Every line that contains the word "JSON" should be copied out.
* START *
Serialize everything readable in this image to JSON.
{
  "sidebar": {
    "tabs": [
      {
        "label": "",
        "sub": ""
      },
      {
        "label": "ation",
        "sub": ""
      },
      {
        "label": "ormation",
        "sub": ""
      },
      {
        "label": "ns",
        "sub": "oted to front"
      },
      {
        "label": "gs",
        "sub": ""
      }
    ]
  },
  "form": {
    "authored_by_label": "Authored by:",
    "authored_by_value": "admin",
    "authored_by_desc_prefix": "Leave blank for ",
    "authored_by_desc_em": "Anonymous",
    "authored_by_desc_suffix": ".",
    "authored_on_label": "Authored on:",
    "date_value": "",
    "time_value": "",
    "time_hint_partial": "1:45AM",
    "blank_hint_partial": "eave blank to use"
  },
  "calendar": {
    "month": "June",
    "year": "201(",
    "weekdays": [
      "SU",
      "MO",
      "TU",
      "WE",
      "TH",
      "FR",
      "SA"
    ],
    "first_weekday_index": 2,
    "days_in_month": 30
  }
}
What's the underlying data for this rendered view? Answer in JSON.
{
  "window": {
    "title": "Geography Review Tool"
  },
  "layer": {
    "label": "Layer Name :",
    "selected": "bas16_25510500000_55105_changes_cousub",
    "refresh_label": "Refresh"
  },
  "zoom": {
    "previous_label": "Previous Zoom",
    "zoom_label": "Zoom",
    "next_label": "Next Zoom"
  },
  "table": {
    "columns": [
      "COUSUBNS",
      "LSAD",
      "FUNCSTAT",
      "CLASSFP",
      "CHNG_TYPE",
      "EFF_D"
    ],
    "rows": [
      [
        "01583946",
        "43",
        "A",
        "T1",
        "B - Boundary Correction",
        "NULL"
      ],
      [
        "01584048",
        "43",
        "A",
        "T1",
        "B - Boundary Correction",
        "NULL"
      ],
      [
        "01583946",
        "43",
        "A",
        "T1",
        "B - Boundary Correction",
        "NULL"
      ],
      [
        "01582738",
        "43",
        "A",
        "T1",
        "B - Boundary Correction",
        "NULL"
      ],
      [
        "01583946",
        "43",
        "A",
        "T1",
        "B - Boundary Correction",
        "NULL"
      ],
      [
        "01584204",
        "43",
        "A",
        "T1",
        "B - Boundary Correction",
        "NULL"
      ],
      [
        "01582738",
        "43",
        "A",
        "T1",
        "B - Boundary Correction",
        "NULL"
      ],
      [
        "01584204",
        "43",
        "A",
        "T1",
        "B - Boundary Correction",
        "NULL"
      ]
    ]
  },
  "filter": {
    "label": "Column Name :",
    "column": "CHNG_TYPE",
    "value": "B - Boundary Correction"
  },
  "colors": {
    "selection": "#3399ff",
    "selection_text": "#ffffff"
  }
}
* END *
* Response to this exercise *
Serialize everything readable in this image to JSON.
What's the underlying data for this rendered view? Answer in JSON.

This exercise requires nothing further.